TASK DETAILS —
Review the lines that follow and copy each one that contains the word "level".

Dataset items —
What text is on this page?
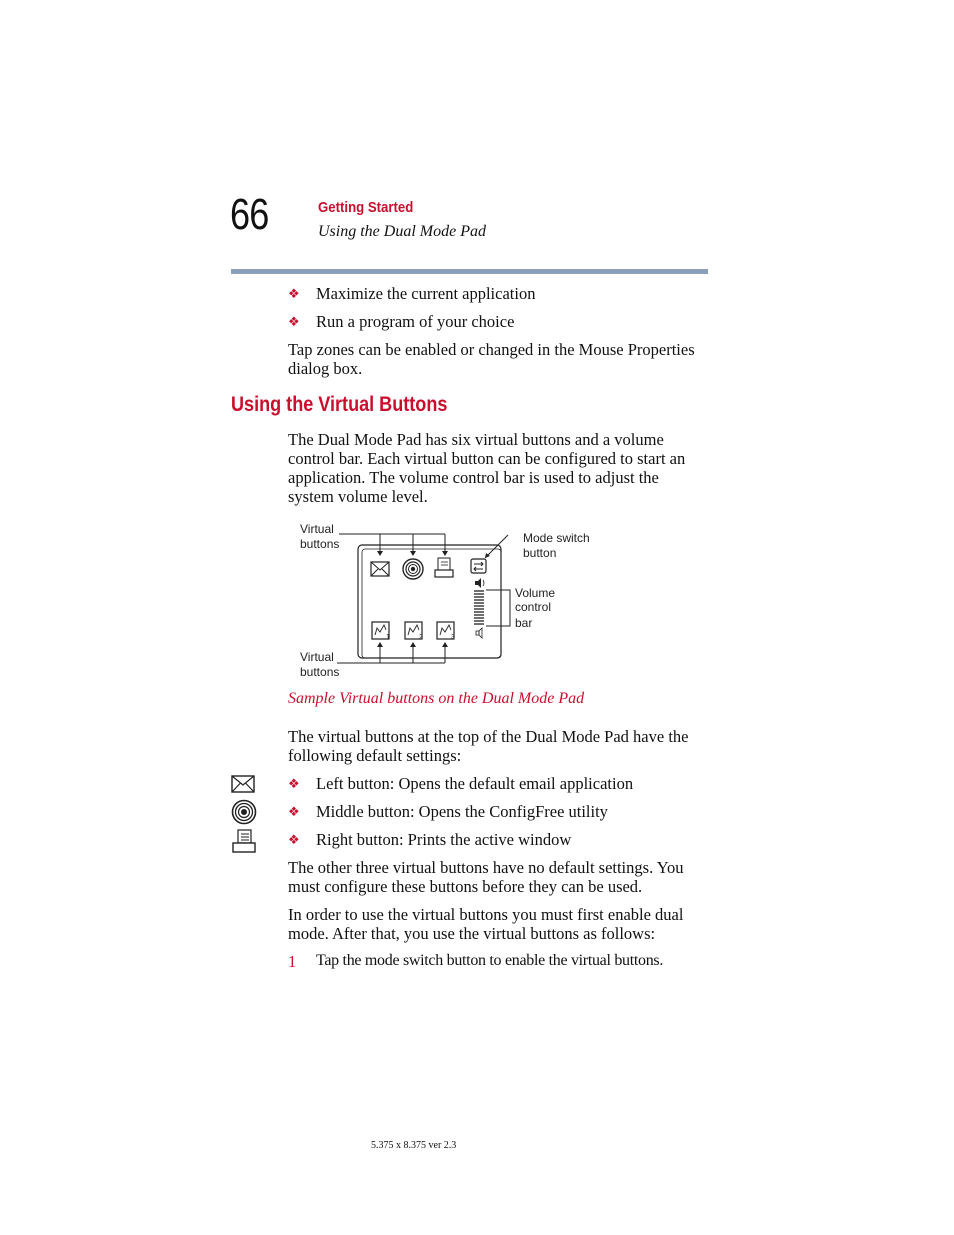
66	Getting Started
Using the Dual Mode Pad
❖ Maximize the current application
❖ Run a program of your choice
Tap zones can be enabled or changed in the Mouse Properties dialog box.
Using the Virtual Buttons
The Dual Mode Pad has six virtual buttons and a volume control bar. Each virtual button can be configured to start an application. The volume control bar is used to adjust the system volume level.
Virtual
buttons	Mode switch
button
Volume
control
bar
1	2	3
Virtual
buttons
Sample Virtual buttons on the Dual Mode Pad
The virtual buttons at the top of the Dual Mode Pad have the following default settings:
❖ Left button: Opens the default email application
❖ Middle button: Opens the ConfigFree utility
❖ Right button: Prints the active window
The other three virtual buttons have no default settings. You must configure these buttons before they can be used.
In order to use the virtual buttons you must first enable dual mode. After that, you use the virtual buttons as follows:
1 Tap the mode switch button to enable the virtual buttons.
5.375 x 8.375 ver 2.3
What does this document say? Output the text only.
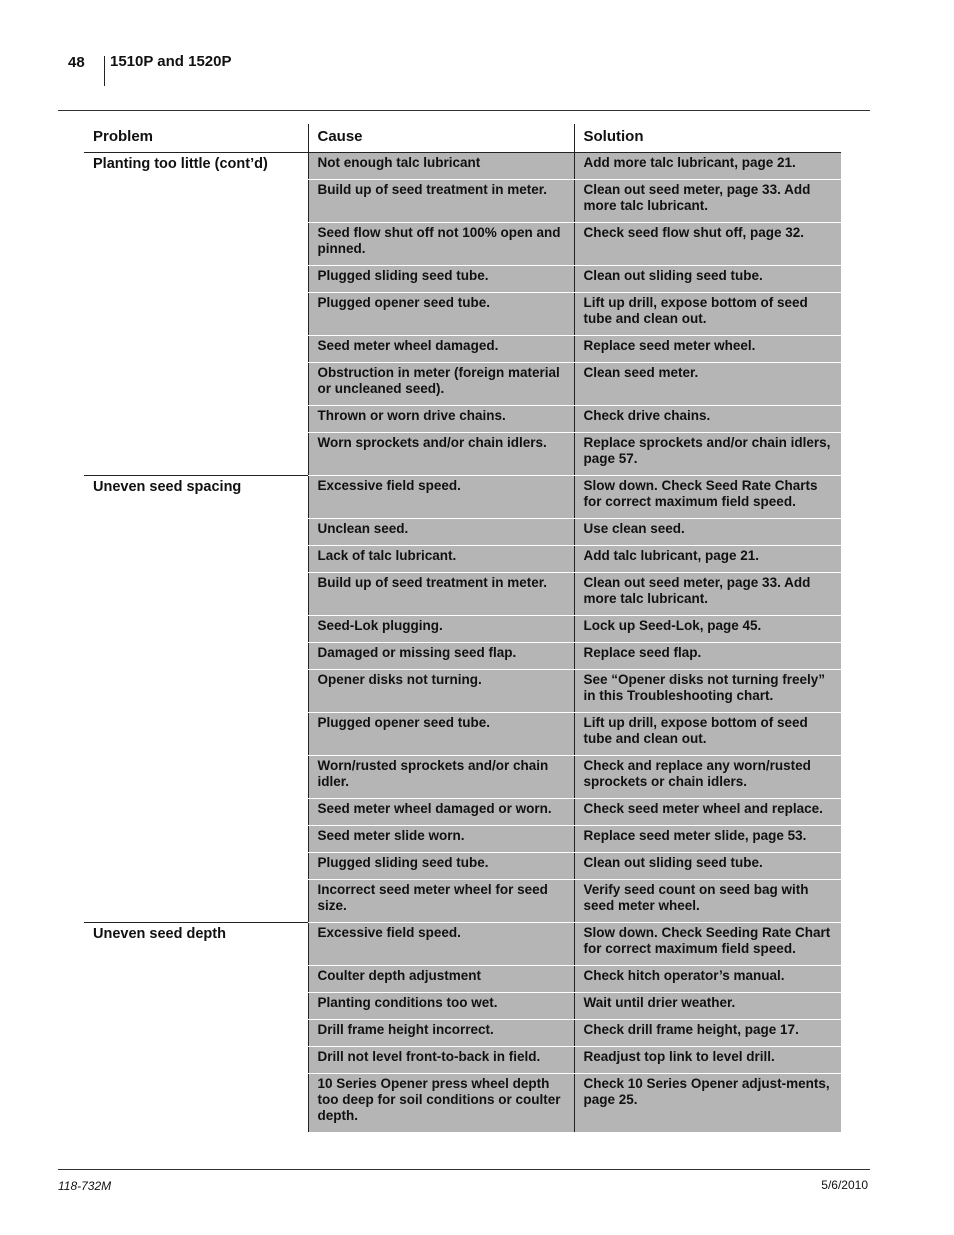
48 1510P and 1520P
Problem	Cause	Solution
Planting too little (cont’d)	Not enough talc lubricant	Add more talc lubricant, page 21.
	Build up of seed treatment in meter.	Clean out seed meter, page 33. Add more talc lubricant.
	Seed flow shut off not 100% open and pinned.	Check seed flow shut off, page 32.
	Plugged sliding seed tube.	Clean out sliding seed tube.
	Plugged opener seed tube.	Lift up drill, expose bottom of seed tube and clean out.
	Seed meter wheel damaged.	Replace seed meter wheel.
	Obstruction in meter (foreign material or uncleaned seed).	Clean seed meter.
	Thrown or worn drive chains.	Check drive chains.
	Worn sprockets and/or chain idlers.	Replace sprockets and/or chain idlers, page 57.
Uneven seed spacing	Excessive field speed.	Slow down. Check Seed Rate Charts for correct maximum field speed.
	Unclean seed.	Use clean seed.
	Lack of talc lubricant.	Add talc lubricant, page 21.
	Build up of seed treatment in meter.	Clean out seed meter, page 33. Add more talc lubricant.
	Seed-Lok plugging.	Lock up Seed-Lok, page 45.
	Damaged or missing seed flap.	Replace seed flap.
	Opener disks not turning.	See “Opener disks not turning freely” in this Troubleshooting chart.
	Plugged opener seed tube.	Lift up drill, expose bottom of seed tube and clean out.
	Worn/rusted sprockets and/or chain idler.	Check and replace any worn/rusted sprockets or chain idlers.
	Seed meter wheel damaged or worn.	Check seed meter wheel and replace.
	Seed meter slide worn.	Replace seed meter slide, page 53.
	Plugged sliding seed tube.	Clean out sliding seed tube.
	Incorrect seed meter wheel for seed size.	Verify seed count on seed bag with seed meter wheel.
Uneven seed depth	Excessive field speed.	Slow down. Check Seeding Rate Chart for correct maximum field speed.
	Coulter depth adjustment	Check hitch operator’s manual.
	Planting conditions too wet.	Wait until drier weather.
	Drill frame height incorrect.	Check drill frame height, page 17.
	Drill not level front-to-back in field.	Readjust top link to level drill.
	10 Series Opener press wheel depth too deep for soil conditions or coulter depth.	Check 10 Series Opener adjust-ments, page 25.
118-732M	5/6/2010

SOLUTION TO THIS TASK —
The Dual Mode Pad has six virtual buttons and a volume control bar. Each virtual button can be configured to start an application. The volume control bar is used to adjust the system volume level.
	Drill not level front-to-back in field.	Readjust top link to level drill.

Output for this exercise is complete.